- **Requirements**
Check every line below for the word "labels" and show those that hold it.

- **Material to process**
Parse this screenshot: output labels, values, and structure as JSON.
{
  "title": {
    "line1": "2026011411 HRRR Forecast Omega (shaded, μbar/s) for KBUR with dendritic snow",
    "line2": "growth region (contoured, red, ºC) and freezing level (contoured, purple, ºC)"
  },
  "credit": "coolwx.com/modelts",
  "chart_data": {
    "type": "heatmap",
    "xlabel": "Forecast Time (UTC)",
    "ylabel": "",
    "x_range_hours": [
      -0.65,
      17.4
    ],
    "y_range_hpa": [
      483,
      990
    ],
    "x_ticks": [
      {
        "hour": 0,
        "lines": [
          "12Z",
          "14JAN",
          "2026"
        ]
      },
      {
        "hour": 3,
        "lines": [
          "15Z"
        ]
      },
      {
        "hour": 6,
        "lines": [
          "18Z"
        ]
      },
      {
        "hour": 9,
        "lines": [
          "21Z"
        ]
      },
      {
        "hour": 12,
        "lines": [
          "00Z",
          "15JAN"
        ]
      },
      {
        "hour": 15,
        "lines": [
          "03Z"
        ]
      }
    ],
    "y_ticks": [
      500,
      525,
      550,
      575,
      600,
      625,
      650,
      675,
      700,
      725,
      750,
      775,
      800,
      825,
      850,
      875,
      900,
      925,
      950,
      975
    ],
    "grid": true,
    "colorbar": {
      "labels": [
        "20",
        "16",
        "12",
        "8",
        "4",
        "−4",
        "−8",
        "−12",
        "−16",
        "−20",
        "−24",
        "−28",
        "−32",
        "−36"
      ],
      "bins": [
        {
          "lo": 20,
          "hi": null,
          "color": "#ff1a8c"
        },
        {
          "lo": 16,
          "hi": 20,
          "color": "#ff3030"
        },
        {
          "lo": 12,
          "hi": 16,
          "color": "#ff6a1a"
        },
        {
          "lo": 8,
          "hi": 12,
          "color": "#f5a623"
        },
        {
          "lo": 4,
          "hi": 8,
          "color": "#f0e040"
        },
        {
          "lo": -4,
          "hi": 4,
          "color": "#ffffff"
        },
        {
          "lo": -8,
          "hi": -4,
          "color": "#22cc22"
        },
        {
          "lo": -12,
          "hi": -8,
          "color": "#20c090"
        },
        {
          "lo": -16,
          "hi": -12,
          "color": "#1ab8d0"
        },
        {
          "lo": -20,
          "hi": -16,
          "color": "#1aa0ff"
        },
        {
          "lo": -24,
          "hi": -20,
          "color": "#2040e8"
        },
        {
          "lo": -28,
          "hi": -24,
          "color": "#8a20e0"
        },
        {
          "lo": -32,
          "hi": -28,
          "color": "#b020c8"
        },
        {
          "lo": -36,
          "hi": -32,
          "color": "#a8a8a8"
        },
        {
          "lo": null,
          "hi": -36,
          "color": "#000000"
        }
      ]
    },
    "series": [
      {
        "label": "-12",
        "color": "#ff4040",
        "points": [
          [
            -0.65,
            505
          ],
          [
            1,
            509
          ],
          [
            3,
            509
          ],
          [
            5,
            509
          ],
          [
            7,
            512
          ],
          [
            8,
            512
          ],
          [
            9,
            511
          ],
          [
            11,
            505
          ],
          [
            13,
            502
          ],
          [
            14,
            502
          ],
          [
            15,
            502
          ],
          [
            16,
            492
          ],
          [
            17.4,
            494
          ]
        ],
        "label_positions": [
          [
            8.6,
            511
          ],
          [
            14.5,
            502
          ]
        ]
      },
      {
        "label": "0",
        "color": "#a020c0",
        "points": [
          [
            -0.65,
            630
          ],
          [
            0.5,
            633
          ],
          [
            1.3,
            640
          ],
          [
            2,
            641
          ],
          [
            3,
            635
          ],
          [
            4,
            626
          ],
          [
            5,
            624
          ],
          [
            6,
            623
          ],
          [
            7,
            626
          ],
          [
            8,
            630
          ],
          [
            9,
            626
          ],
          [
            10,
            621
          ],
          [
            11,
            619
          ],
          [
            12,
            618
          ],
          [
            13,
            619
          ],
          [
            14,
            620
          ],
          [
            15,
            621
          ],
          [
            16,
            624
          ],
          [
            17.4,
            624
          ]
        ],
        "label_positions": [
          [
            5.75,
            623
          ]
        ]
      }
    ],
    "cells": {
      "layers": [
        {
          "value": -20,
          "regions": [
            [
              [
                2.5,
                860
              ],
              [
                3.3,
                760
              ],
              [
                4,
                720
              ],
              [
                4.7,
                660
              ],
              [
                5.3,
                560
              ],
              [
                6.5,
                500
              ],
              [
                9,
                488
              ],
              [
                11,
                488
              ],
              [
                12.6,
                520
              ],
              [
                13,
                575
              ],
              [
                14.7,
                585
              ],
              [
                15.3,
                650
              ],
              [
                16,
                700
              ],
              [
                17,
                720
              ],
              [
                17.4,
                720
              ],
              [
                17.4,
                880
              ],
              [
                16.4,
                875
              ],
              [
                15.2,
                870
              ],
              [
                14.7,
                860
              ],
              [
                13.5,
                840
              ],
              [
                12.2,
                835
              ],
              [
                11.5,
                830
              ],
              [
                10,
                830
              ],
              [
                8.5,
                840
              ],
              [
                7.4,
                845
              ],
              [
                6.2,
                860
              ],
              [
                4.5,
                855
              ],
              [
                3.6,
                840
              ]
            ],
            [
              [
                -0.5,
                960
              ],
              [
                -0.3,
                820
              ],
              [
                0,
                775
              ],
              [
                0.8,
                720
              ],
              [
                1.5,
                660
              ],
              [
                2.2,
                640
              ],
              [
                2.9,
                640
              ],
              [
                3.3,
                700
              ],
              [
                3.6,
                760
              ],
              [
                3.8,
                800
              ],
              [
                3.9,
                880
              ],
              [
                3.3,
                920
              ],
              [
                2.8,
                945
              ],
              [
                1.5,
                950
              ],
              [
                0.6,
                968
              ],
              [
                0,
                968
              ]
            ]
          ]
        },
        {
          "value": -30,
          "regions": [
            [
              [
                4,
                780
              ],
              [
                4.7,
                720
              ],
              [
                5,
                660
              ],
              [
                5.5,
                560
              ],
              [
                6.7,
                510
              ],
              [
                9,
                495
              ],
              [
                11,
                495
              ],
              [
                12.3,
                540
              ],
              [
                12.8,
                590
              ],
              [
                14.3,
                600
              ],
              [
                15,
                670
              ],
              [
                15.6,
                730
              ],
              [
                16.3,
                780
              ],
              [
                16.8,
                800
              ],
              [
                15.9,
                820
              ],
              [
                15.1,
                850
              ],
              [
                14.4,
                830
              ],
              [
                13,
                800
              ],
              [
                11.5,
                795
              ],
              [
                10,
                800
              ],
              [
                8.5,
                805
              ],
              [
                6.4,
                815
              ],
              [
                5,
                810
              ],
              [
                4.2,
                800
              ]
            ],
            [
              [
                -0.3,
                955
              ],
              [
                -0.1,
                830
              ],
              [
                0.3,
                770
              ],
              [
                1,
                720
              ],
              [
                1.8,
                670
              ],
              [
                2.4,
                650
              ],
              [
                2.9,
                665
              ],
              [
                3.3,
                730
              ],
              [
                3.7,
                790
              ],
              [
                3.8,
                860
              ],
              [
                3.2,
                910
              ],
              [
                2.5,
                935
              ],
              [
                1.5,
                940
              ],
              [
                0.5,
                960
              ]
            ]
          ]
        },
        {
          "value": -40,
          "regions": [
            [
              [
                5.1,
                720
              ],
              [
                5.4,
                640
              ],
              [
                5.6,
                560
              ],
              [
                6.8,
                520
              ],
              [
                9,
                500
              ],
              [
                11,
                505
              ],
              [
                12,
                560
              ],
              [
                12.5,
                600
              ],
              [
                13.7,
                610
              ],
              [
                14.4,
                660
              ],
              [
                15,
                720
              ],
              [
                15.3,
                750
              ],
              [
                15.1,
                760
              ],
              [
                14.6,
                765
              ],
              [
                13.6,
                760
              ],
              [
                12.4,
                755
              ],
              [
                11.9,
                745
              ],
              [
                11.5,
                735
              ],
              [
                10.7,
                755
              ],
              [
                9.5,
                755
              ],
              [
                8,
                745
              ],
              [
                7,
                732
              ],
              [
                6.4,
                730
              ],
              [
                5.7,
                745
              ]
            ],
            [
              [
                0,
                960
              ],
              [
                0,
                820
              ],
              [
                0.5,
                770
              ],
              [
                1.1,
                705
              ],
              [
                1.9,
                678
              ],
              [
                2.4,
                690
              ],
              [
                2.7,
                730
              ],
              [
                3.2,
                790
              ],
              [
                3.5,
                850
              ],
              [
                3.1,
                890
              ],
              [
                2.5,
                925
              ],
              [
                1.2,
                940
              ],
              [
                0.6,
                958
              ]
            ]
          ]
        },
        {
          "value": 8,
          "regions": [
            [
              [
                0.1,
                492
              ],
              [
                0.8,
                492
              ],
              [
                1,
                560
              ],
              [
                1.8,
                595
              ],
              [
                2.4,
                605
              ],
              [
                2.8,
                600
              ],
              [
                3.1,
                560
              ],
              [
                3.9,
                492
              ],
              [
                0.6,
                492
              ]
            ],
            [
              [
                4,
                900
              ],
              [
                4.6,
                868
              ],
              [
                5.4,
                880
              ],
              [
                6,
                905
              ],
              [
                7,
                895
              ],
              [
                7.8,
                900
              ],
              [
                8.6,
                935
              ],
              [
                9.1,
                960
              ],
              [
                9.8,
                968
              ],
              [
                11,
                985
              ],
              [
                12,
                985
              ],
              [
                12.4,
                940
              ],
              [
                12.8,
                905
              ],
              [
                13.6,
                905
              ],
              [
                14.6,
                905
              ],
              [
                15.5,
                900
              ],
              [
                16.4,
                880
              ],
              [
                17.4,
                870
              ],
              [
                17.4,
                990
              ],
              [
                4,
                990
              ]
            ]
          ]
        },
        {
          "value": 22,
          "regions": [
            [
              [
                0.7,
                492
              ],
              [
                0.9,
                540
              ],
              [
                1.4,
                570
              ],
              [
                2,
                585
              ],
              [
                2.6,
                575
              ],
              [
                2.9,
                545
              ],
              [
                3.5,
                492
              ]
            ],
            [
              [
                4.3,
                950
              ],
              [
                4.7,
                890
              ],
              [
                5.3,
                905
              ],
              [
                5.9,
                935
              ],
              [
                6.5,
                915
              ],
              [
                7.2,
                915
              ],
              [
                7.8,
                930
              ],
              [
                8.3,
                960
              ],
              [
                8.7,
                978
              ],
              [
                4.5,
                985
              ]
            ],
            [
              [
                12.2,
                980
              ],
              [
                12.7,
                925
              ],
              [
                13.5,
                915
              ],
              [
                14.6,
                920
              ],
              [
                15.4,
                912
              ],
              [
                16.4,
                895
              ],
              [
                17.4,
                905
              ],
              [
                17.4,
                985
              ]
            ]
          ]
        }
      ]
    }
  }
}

- **The output**
Parse this screenshot: output labels, values, and structure as JSON.
      "labels": [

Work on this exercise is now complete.